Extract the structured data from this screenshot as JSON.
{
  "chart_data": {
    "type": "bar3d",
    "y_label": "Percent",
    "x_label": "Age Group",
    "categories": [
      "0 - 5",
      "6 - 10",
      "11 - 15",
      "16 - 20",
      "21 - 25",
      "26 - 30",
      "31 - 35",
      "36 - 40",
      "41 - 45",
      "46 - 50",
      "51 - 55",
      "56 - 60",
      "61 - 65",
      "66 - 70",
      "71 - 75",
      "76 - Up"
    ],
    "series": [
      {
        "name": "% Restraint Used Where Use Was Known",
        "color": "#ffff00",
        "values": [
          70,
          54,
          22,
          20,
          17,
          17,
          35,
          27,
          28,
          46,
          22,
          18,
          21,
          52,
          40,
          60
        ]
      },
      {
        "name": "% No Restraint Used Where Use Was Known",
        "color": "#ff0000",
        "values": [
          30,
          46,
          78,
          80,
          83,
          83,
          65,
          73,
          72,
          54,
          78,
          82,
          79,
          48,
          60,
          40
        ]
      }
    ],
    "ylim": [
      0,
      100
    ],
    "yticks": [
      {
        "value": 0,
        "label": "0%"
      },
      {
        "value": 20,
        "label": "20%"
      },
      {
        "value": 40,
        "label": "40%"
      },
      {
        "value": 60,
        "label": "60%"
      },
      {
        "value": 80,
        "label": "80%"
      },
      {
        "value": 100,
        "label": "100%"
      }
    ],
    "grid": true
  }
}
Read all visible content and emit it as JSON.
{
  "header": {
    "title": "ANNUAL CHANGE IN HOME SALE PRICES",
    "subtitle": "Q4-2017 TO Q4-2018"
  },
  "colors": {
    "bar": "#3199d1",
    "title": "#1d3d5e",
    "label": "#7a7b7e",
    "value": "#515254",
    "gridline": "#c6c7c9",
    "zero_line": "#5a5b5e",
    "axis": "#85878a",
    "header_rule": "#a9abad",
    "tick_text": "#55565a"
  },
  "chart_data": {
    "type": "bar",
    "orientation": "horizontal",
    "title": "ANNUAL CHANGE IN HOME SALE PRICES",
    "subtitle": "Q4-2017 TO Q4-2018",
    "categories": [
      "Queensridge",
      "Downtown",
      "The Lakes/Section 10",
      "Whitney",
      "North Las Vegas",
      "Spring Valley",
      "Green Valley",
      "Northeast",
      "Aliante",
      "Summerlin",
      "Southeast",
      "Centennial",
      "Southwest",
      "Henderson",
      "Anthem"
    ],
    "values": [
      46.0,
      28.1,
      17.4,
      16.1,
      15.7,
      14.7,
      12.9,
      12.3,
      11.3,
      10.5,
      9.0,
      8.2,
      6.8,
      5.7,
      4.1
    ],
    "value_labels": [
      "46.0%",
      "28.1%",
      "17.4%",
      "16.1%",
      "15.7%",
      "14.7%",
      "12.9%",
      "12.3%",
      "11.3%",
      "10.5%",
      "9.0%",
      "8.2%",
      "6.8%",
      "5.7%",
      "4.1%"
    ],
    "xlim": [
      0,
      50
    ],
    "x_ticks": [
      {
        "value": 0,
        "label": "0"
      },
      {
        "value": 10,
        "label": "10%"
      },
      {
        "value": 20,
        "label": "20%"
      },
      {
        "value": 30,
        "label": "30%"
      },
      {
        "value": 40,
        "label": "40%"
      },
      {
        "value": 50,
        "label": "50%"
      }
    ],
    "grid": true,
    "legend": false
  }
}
...
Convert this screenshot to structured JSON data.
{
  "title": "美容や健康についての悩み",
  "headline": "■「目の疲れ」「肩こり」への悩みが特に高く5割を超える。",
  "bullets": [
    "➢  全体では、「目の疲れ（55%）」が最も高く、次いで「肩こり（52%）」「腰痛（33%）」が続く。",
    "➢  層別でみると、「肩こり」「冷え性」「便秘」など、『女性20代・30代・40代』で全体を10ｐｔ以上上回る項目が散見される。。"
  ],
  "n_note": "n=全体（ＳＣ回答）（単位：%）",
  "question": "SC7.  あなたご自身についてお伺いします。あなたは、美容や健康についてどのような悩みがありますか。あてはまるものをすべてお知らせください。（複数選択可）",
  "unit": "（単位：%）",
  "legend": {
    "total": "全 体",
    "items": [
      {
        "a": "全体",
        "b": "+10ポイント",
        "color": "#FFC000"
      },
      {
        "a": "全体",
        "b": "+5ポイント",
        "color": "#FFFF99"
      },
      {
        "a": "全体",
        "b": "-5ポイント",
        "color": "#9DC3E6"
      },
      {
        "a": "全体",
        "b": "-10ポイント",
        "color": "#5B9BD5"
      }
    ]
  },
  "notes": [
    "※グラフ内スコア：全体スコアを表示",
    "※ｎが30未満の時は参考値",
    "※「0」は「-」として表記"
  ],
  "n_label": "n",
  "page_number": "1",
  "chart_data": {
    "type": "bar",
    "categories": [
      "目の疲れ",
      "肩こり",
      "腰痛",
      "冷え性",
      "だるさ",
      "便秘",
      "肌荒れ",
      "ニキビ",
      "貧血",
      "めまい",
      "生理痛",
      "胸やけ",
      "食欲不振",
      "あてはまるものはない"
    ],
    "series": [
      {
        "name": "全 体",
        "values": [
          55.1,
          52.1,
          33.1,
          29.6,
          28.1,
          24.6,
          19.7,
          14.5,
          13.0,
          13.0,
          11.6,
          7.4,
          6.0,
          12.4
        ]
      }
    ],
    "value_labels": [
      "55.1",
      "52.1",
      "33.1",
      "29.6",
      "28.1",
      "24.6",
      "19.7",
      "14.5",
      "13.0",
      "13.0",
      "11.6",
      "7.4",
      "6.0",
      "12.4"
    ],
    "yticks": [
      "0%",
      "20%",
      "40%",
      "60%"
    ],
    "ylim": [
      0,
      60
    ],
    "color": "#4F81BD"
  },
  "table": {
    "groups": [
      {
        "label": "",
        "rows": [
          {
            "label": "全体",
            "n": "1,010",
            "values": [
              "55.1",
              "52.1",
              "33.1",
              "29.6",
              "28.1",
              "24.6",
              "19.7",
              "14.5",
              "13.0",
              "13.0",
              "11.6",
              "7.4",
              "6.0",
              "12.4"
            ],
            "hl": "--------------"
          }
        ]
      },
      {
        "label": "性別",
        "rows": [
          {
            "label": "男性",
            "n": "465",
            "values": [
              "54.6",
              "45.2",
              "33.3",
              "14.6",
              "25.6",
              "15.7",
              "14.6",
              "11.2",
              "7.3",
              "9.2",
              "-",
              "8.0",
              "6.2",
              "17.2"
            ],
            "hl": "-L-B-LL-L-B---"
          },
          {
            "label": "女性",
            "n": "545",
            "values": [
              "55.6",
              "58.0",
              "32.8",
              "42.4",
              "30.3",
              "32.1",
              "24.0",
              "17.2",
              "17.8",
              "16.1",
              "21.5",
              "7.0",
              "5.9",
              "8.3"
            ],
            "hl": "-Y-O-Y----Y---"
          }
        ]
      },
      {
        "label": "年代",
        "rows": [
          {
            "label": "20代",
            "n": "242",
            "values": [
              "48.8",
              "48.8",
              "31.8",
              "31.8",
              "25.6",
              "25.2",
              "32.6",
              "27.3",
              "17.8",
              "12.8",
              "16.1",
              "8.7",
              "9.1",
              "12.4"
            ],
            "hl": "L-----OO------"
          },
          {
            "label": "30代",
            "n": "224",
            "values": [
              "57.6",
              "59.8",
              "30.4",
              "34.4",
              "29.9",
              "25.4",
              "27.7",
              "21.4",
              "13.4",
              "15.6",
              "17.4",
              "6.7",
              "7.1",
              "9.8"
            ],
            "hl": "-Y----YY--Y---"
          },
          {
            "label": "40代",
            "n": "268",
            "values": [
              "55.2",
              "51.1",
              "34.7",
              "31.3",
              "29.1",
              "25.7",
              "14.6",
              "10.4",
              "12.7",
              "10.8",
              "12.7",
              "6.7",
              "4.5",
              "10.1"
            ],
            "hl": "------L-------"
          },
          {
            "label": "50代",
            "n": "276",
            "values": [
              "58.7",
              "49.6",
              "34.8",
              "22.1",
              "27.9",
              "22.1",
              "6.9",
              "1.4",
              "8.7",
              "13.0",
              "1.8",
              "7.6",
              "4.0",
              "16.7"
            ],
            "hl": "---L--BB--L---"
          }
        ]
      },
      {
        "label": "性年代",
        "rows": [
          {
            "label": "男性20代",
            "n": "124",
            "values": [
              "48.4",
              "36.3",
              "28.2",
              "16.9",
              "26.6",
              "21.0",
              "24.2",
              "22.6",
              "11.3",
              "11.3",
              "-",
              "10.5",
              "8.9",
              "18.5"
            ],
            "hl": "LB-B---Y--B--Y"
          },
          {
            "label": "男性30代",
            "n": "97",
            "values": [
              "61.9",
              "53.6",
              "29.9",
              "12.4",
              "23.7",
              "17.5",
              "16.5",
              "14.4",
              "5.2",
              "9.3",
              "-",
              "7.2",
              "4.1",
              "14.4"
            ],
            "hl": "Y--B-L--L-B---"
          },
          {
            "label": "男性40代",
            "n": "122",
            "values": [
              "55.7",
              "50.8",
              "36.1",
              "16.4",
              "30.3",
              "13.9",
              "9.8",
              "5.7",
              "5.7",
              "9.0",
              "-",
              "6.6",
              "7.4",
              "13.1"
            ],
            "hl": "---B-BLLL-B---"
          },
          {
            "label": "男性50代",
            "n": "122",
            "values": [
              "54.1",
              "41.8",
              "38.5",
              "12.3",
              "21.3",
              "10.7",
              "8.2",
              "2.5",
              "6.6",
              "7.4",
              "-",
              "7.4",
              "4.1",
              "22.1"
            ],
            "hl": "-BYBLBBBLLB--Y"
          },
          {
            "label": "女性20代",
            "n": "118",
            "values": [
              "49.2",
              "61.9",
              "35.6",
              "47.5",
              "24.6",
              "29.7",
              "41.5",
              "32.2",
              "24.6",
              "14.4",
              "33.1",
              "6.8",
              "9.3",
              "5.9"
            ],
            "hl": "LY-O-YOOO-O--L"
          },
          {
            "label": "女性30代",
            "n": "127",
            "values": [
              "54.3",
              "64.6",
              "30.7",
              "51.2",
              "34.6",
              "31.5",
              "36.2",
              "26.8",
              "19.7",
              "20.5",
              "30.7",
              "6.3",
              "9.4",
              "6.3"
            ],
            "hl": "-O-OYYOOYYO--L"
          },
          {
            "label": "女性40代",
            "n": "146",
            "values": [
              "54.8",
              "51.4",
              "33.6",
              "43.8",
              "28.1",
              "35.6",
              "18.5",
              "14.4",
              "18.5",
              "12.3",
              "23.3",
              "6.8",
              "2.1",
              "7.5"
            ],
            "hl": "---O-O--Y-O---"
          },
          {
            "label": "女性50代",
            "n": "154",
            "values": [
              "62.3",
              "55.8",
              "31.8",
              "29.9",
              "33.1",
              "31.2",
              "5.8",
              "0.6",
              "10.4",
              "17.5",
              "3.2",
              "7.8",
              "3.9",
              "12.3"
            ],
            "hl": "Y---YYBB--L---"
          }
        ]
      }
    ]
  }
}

> **EXERCISE AIM**: Search the data above for the string "screenshot" and copy each line that has it.

> **PROBLEM SOLUTION**:
Extract the structured data from this screenshot as JSON.
Convert this screenshot to structured JSON data.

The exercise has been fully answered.